**Set exercise:** From the entries below, copy every line where the string "تفسير" appears.

[Records from a data source]
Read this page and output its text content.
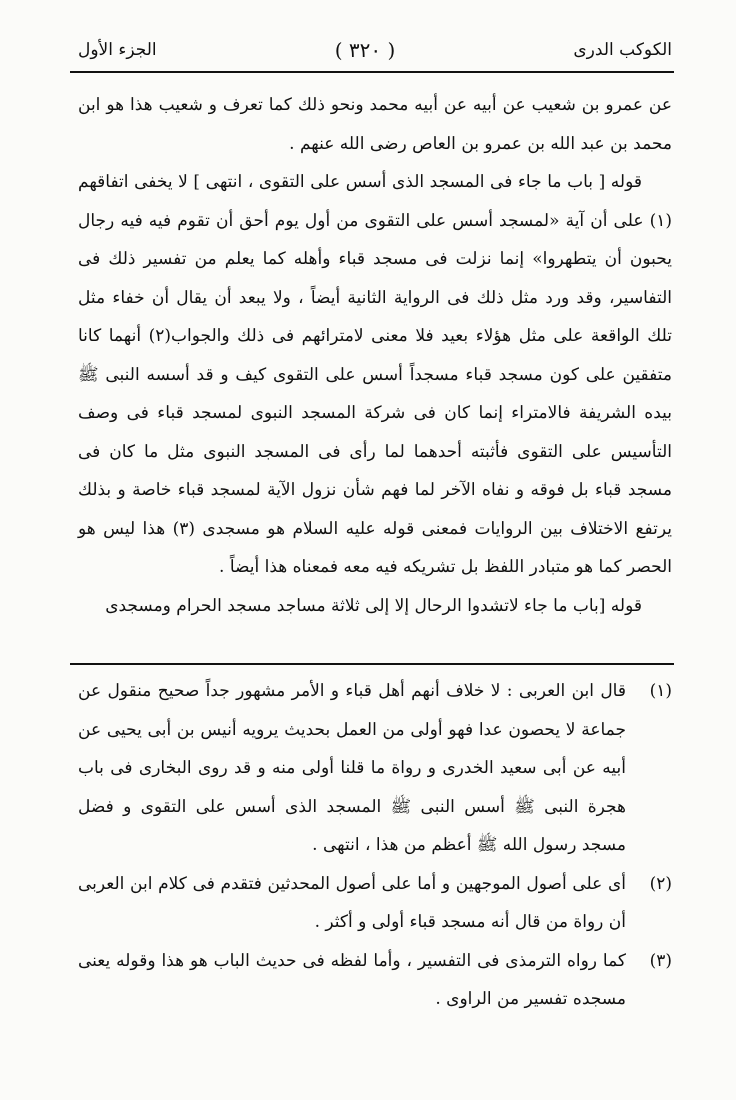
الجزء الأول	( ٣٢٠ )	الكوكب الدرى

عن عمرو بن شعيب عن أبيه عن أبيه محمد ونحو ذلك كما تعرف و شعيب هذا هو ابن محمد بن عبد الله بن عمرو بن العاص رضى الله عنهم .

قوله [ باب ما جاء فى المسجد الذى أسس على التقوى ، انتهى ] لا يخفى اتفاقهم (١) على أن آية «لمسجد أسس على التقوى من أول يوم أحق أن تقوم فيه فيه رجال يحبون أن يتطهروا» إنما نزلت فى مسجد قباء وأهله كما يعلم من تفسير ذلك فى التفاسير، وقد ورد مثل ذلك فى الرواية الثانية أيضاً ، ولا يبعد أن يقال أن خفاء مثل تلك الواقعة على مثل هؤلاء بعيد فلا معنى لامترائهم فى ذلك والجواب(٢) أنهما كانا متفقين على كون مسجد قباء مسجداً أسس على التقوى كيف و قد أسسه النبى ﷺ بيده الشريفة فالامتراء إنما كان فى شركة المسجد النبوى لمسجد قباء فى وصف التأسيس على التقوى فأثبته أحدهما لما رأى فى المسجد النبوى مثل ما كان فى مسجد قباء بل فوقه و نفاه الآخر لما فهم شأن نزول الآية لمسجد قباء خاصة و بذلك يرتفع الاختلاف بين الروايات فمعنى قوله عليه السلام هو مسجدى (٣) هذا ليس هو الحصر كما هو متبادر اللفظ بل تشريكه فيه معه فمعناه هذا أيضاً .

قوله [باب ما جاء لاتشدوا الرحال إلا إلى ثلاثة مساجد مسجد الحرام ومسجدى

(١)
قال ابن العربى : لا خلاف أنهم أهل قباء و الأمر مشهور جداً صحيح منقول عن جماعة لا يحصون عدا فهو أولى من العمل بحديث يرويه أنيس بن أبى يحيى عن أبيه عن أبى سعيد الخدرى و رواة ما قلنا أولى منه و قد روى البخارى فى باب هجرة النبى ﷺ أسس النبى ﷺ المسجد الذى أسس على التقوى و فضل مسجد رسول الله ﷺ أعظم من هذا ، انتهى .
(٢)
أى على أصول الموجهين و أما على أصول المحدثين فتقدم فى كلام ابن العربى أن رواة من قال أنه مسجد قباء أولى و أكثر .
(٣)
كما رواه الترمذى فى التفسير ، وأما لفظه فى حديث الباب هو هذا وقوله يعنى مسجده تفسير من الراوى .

**Response to the exercise:**
قوله [ باب ما جاء فى المسجد الذى أسس على التقوى ، انتهى ] لا يخفى اتفاقهم (١) على أن آية «لمسجد أسس على التقوى من أول يوم أحق أن تقوم فيه فيه رجال يحبون أن يتطهروا» إنما نزلت فى مسجد قباء وأهله كما يعلم من تفسير ذلك فى التفاسير، وقد ورد مثل ذلك فى الرواية الثانية أيضاً ، ولا يبعد أن يقال أن خفاء مثل تلك الواقعة على مثل هؤلاء بعيد فلا معنى لامترائهم فى ذلك والجواب(٢) أنهما كانا متفقين على كون مسجد قباء مسجداً أسس على التقوى كيف و قد أسسه النبى ﷺ بيده الشريفة فالامتراء إنما كان فى شركة المسجد النبوى لمسجد قباء فى وصف التأسيس على التقوى فأثبته أحدهما لما رأى فى المسجد النبوى مثل ما كان فى مسجد قباء بل فوقه و نفاه الآخر لما فهم شأن نزول الآية لمسجد قباء خاصة و بذلك يرتفع الاختلاف بين الروايات فمعنى قوله عليه السلام هو مسجدى (٣) هذا ليس هو الحصر كما هو متبادر اللفظ بل تشريكه فيه معه فمعناه هذا أيضاً .
كما رواه الترمذى فى التفسير ، وأما لفظه فى حديث الباب هو هذا وقوله يعنى مسجده تفسير من الراوى .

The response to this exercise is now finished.